■ YOUR OBJECTIVE
Answer these questions from the volcano article below.
1. How many days did the eruption last before the lava stopped flowing?
2. On Monday, how far was the lava flow from the island's west coast?
3. Which operator said the island's airport had reopened?

Volcano on Spanish isle falls silent

Jan-Uwe RonneburgerAAP
A cloud of ash and smoke still hovers above the volcano's summit, but explosions have stopped.
Camera IconA cloud of ash and smoke still hovers above the volcano's summit, but explosions have stopped. Credit: EPA

Lava has stopped flowing from a volcano on the Canary Island of La Palma after an eight-day eruption that caused widespread destruction and led to evacuations and curfews.

The volcano in Cumbre Vieja suddenly fell silent. Explosions and the hissing sound of material spewing out could no longer be heard on television reports.

However, a cloud of ash and smoke still hovered above the summit, although it was smaller than during the past few days.

Since the eruption began more than a week ago, it has been unclear how long it might last.

On Monday, a volcanologist said such interruptions were not unusual and it was too early to say whether the eruption was finally over, in comments to RTVE state television.

The lava flow was approaching the sea on Monday, and was only 800 metres away from the island's west coast, prompting authorities to impose a curfew on several nearby towns.

Toxic fumes can form when lava, with a temperature over 1000 Celsius, comes into contact with salt water.

The curfew applied in the towns of San Borondon, Marina Alta, Marina Baja and La Condesa, where people were told not to leave their homes and to keep their windows and doors closed.

Meanwhile, the island's airport has reopened, operator Aena said in a tweet. The runway has been cleared of volcanic ash.

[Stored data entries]
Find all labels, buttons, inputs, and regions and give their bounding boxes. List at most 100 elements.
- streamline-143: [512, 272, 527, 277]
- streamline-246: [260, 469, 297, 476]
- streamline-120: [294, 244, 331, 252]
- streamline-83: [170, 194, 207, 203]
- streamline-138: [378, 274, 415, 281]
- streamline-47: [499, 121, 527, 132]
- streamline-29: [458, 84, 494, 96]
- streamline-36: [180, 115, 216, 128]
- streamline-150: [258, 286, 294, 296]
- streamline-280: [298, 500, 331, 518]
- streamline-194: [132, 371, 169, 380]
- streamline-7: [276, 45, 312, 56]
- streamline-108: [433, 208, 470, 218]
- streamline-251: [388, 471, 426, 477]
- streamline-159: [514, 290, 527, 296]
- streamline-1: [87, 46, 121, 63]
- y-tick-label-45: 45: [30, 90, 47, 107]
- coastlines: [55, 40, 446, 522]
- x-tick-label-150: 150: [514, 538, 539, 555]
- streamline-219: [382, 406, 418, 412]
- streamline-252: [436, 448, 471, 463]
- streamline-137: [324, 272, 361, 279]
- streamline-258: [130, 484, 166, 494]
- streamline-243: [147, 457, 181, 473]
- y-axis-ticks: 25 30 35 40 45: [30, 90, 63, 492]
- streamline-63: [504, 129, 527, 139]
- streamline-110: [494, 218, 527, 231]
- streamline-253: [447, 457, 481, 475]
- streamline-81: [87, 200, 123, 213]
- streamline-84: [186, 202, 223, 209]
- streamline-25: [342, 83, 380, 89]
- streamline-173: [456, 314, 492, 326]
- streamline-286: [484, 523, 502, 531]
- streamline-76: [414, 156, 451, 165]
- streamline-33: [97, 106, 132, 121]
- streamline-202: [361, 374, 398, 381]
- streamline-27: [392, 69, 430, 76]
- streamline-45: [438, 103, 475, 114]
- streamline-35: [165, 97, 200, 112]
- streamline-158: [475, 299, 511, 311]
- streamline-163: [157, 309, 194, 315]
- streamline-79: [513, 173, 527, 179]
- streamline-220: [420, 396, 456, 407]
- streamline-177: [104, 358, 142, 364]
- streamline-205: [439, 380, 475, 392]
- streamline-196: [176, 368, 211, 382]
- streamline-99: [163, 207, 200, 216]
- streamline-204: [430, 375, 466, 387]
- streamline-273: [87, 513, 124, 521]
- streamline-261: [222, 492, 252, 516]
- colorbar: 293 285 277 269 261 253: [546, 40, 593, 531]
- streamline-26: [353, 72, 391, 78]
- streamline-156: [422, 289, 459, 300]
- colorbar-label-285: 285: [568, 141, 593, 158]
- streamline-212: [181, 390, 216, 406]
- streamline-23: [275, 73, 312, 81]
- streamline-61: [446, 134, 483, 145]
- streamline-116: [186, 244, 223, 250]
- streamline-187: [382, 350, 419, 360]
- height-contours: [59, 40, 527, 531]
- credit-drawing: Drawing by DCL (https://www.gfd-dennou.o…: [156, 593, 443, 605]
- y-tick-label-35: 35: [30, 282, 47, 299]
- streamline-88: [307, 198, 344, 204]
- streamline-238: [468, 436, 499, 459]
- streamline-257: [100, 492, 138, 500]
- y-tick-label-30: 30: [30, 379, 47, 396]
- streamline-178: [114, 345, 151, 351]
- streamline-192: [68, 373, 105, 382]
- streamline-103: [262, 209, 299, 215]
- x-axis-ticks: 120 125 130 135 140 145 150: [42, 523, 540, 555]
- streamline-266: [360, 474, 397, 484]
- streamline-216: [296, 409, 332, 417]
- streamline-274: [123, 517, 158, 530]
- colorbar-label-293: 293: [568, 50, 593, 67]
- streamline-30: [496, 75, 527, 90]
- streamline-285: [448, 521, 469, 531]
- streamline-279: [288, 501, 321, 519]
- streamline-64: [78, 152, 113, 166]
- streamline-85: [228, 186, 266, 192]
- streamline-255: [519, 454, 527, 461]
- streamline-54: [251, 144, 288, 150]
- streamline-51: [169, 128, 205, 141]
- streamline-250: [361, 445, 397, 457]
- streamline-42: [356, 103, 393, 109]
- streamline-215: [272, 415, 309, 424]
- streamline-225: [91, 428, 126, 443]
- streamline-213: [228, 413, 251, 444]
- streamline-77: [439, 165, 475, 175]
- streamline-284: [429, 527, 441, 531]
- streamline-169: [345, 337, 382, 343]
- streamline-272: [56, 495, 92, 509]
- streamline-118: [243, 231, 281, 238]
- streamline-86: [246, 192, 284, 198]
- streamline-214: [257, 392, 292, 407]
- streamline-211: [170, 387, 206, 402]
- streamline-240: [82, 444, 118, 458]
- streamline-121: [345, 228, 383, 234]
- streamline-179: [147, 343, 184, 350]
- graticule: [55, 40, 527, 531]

■ REPLY
1. Eight days.
2. 800 meters.
3. Aena.